_Your task_
Filter the lines below, copying only those with the string "Knowledge".

══ Stored rows

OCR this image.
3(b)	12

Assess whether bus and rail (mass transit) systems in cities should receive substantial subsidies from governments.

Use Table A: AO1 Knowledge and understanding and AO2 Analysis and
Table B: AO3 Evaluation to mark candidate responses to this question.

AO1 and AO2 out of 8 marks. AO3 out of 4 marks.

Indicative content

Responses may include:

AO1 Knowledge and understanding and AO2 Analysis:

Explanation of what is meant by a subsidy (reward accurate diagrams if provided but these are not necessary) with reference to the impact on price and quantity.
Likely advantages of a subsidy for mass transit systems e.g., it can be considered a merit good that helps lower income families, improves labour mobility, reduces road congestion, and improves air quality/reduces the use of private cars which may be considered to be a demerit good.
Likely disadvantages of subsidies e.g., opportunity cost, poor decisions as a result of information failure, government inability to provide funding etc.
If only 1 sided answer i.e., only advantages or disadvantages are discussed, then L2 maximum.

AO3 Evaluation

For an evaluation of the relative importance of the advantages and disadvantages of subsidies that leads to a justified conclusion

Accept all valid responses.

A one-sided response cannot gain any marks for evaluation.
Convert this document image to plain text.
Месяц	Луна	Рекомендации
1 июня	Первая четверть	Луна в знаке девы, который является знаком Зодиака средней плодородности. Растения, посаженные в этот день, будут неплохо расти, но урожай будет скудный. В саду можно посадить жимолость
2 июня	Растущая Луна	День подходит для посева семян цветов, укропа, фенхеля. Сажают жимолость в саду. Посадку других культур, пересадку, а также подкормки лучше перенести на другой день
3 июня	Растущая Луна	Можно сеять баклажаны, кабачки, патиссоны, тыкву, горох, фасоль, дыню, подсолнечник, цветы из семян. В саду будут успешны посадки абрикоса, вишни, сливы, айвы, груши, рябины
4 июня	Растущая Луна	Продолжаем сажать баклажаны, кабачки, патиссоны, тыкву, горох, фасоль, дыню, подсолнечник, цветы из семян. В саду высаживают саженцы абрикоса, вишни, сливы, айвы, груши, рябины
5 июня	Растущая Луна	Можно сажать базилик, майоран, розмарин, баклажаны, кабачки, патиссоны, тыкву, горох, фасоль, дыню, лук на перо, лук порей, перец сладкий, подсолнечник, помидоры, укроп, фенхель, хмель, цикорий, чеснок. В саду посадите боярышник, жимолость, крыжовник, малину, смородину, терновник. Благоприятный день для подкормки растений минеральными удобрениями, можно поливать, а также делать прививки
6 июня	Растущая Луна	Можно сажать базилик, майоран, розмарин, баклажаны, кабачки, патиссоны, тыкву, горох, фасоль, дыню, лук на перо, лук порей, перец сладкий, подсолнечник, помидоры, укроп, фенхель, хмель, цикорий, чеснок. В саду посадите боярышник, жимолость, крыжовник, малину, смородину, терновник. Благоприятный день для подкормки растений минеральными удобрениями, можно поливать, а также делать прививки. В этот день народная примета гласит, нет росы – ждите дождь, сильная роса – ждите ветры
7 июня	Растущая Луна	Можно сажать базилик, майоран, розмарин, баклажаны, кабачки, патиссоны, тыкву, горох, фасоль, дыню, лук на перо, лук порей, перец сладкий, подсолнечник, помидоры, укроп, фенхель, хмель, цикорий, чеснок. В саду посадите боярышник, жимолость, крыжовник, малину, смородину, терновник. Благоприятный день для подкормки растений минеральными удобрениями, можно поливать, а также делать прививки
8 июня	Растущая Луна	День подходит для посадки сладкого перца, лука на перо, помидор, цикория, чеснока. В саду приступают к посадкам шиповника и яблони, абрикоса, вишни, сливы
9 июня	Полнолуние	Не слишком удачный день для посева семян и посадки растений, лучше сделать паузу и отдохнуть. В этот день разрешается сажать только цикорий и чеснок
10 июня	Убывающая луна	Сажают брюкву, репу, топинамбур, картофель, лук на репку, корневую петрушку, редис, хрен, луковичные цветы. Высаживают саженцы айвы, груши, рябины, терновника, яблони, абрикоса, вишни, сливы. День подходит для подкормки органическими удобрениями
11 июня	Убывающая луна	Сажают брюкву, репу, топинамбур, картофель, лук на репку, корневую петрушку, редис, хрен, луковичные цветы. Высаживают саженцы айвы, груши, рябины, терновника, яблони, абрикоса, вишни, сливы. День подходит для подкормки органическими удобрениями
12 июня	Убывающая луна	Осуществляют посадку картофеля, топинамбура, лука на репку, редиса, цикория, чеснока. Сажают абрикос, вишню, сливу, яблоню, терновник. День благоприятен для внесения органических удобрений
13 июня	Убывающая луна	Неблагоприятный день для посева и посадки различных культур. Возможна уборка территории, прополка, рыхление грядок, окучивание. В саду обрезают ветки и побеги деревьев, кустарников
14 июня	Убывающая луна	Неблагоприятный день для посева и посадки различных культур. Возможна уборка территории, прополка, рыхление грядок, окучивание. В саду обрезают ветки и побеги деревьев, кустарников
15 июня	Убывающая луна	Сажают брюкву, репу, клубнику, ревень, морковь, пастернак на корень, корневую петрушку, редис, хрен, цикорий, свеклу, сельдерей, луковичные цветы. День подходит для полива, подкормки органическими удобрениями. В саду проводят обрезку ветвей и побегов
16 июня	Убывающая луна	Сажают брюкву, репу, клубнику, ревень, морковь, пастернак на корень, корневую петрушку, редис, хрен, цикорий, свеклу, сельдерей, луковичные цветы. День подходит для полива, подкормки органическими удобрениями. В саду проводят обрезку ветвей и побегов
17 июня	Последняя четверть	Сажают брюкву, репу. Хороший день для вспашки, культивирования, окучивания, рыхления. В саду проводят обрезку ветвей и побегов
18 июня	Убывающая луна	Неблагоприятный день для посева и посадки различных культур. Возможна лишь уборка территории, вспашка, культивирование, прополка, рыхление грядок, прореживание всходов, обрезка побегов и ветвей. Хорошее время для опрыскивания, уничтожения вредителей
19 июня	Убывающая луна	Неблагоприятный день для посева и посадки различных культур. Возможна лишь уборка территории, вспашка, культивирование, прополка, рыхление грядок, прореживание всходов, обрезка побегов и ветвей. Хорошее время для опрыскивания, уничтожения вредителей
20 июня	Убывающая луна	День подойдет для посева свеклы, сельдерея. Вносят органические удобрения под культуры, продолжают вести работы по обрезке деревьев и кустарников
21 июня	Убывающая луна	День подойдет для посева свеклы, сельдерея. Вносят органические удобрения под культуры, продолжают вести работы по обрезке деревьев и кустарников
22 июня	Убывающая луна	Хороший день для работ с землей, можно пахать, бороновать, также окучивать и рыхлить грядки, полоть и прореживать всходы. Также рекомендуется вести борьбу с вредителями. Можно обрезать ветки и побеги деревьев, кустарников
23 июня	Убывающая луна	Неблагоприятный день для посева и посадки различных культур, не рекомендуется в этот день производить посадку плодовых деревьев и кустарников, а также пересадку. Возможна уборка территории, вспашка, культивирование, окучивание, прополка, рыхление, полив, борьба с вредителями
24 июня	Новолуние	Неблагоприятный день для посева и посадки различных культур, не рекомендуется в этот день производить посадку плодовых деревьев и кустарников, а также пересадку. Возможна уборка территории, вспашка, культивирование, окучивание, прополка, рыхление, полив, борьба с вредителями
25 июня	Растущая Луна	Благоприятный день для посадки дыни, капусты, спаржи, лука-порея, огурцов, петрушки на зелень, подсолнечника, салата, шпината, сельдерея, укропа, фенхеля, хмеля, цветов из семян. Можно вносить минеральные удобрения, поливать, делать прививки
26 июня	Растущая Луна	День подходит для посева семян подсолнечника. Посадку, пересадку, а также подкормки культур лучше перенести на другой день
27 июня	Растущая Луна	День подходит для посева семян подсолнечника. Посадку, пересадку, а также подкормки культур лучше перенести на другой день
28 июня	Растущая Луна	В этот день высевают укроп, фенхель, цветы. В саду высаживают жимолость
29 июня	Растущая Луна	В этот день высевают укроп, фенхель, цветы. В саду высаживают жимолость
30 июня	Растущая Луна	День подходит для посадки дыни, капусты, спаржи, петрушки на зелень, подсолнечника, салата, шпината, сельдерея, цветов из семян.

════

_Solution_
Use Table A: AO1 Knowledge and understanding and AO2 Analysis and
AO1 Knowledge and understanding and AO2 Analysis:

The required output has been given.